(WHAT IS REQUIRED)
Omit all pictures and give the records below again exactly as written.

(DATASET CONTENT)
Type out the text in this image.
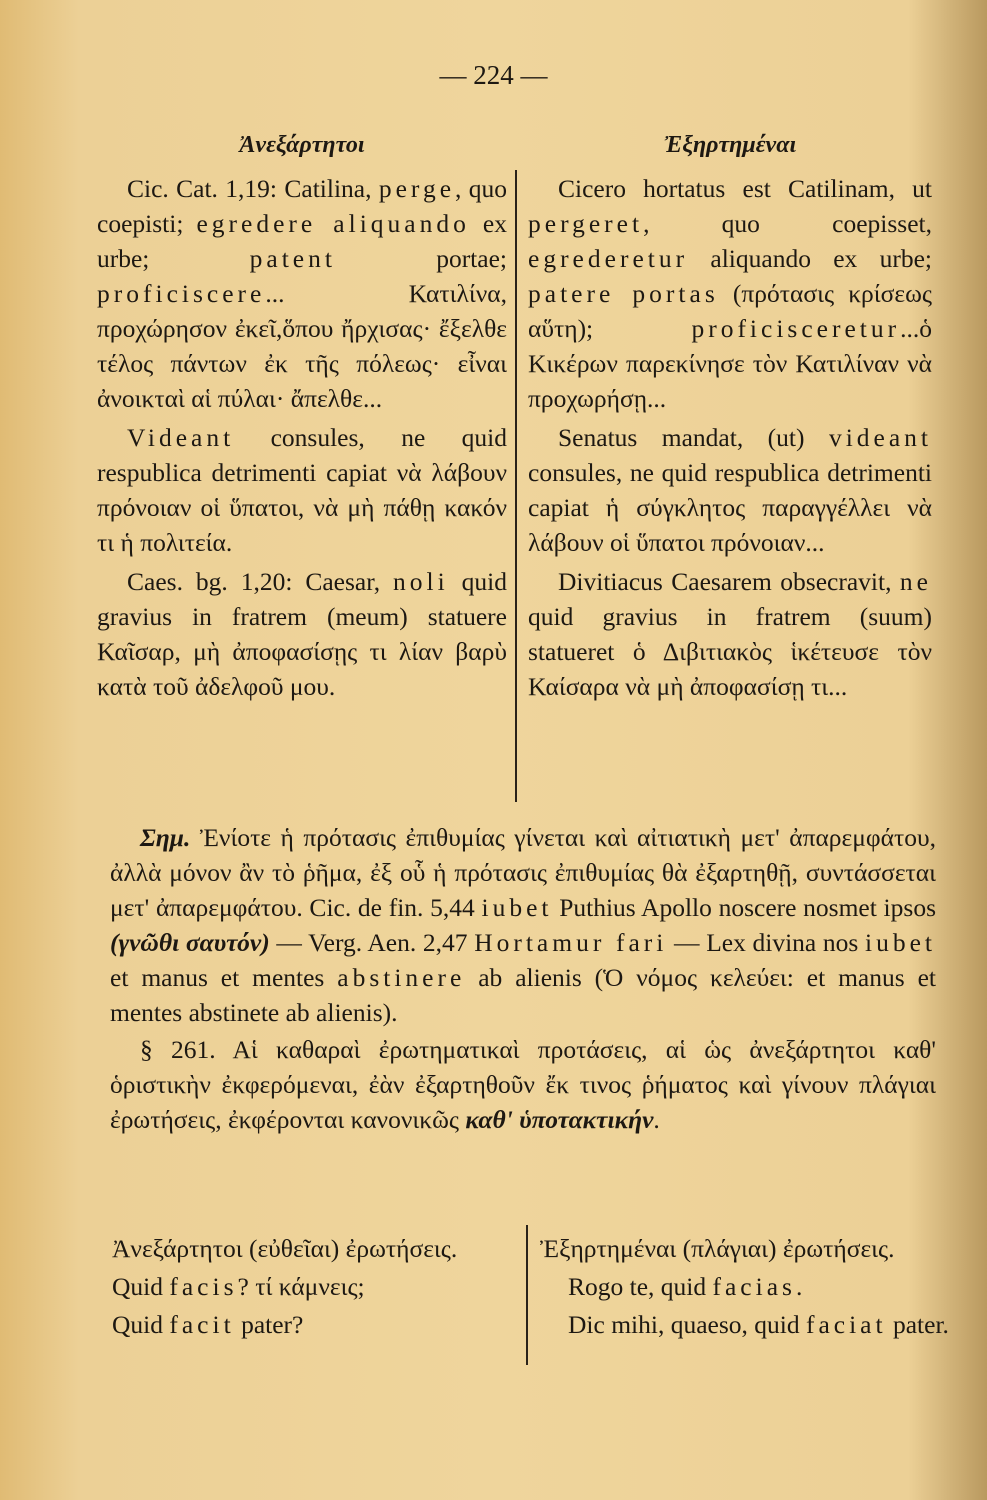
— 224 —
Ἀνεξάρτητοι

Cic. Cat. 1,19: Catilina, perge, quo coepisti; egredere aliquando ex urbe; patent portae; proficiscere... Κατιλίνα, προχώρησον ἐκεῖ,ὅπου ἤρχισας· ἔξελθε τέλος πάντων ἐκ τῆς πόλεως· εἶναι ἀνοικταὶ αἱ πύλαι· ἄπελθε...

Videant consules, ne quid respublica detrimenti capiat νὰ λάβουν πρόνοιαν οἱ ὕπατοι, νὰ μὴ πάθῃ κακόν τι ἡ πολιτεία.

Caes. bg. 1,20: Caesar, noli quid gravius in fratrem (meum) statuere Καῖσαρ, μὴ ἀποφασίσῃς τι λίαν βαρὺ κατὰ τοῦ ἀδελφοῦ μου.

Ἐξηρτημέναι

Cicero hortatus est Catilinam, ut pergeret, quo coepisset, egrederetur aliquando ex urbe; patere portas (πρότασις κρίσεως αὕτη); proficisceretur...ὁ Κικέρων παρεκίνησε τὸν Κατιλίναν νὰ προχωρήσῃ...

Senatus mandat, (ut) videant consules, ne quid respublica detrimenti capiat ἡ σύγκλητος παραγγέλλει νὰ λάβουν οἱ ὕπατοι πρόνοιαν...

Divitiacus Caesarem obsecravit, ne quid gravius in fratrem (suum) statueret ὁ Διβιτιακὸς ἱκέτευσε τὸν Καίσαρα νὰ μὴ ἀποφασίσῃ τι...

Σημ. Ἐνίοτε ἡ πρότασις ἐπιθυμίας γίνεται καὶ αἰτιατικὴ μετ' ἀπαρεμφάτου, ἀλλὰ μόνον ἂν τὸ ῥῆμα, ἐξ οὗ ἡ πρότασις ἐπιθυμίας θὰ ἐξαρτηθῇ, συντάσσεται μετ' ἀπαρεμφάτου. Cic. de fin. 5,44 iubet Puthius Apollo noscere nosmet ipsos (γνῶθι σαυτόν) — Verg. Aen. 2,47 Hortamur fari — Lex divina nos iubet et manus et mentes abstinere ab alienis (Ὁ νόμος κελεύει: et manus et mentes abstinete ab alienis).

§ 261. Αἱ καθαραὶ ἐρωτηματικαὶ προτάσεις, αἱ ὡς ἀνεξάρτητοι καθ' ὁριστικὴν ἐκφερόμεναι, ἐὰν ἐξαρτηθοῦν ἔκ τινος ῥήματος καὶ γίνουν πλάγιαι ἐρωτήσεις, ἐκφέρονται κανονικῶς καθ' ὑποτακτικήν.

Ἀνεξάρτητοι (εὐθεῖαι) ἐρωτήσεις.
Quid facis? τί κάμνεις;
Quid facit pater?
Ἐξηρτημέναι (πλάγιαι) ἐρωτήσεις.
Rogo te, quid facias.
Dic mihi, quaeso, quid faciat pater.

(TASK OUTPUT)
Type out the text in this image.
— 224 —
Ἀνεξάρτητοι

Cic. Cat. 1,19: Catilina, perge, quo coepisti; egredere aliquando ex urbe; patent portae; proficiscere... Κατιλίνα, προχώρησον ἐκεῖ,ὅπου ἤρχισας· ἔξελθε τέλος πάντων ἐκ τῆς πόλεως· εἶναι ἀνοικταὶ αἱ πύλαι· ἄπελθε...

Videant consules, ne quid respublica detrimenti capiat νὰ λάβουν πρόνοιαν οἱ ὕπατοι, νὰ μὴ πάθῃ κακόν τι ἡ πολιτεία.

Caes. bg. 1,20: Caesar, noli quid gravius in fratrem (meum) statuere Καῖσαρ, μὴ ἀποφασίσῃς τι λίαν βαρὺ κατὰ τοῦ ἀδελφοῦ μου.

Ἐξηρτημέναι

Cicero hortatus est Catilinam, ut pergeret, quo coepisset, egrederetur aliquando ex urbe; patere portas (πρότασις κρίσεως αὕτη); proficisceretur...ὁ Κικέρων παρεκίνησε τὸν Κατιλίναν νὰ προχωρήσῃ...

Senatus mandat, (ut) videant consules, ne quid respublica detrimenti capiat ἡ σύγκλητος παραγγέλλει νὰ λάβουν οἱ ὕπατοι πρόνοιαν...

Divitiacus Caesarem obsecravit, ne quid gravius in fratrem (suum) statueret ὁ Διβιτιακὸς ἱκέτευσε τὸν Καίσαρα νὰ μὴ ἀποφασίσῃ τι...

Σημ. Ἐνίοτε ἡ πρότασις ἐπιθυμίας γίνεται καὶ αἰτιατικὴ μετ' ἀπαρεμφάτου, ἀλλὰ μόνον ἂν τὸ ῥῆμα, ἐξ οὗ ἡ πρότασις ἐπιθυμίας θὰ ἐξαρτηθῇ, συντάσσεται μετ' ἀπαρεμφάτου. Cic. de fin. 5,44 iubet Puthius Apollo noscere nosmet ipsos (γνῶθι σαυτόν) — Verg. Aen. 2,47 Hortamur fari — Lex divina nos iubet et manus et mentes abstinere ab alienis (Ὁ νόμος κελεύει: et manus et mentes abstinete ab alienis).

§ 261. Αἱ καθαραὶ ἐρωτηματικαὶ προτάσεις, αἱ ὡς ἀνεξάρτητοι καθ' ὁριστικὴν ἐκφερόμεναι, ἐὰν ἐξαρτηθοῦν ἔκ τινος ῥήματος καὶ γίνουν πλάγιαι ἐρωτήσεις, ἐκφέρονται κανονικῶς καθ' ὑποτακτικήν.

Ἀνεξάρτητοι (εὐθεῖαι) ἐρωτήσεις.
Quid facis? τί κάμνεις;
Quid facit pater?
Ἐξηρτημέναι (πλάγιαι) ἐρωτήσεις.
Rogo te, quid facias.
Dic mihi, quaeso, quid faciat pater.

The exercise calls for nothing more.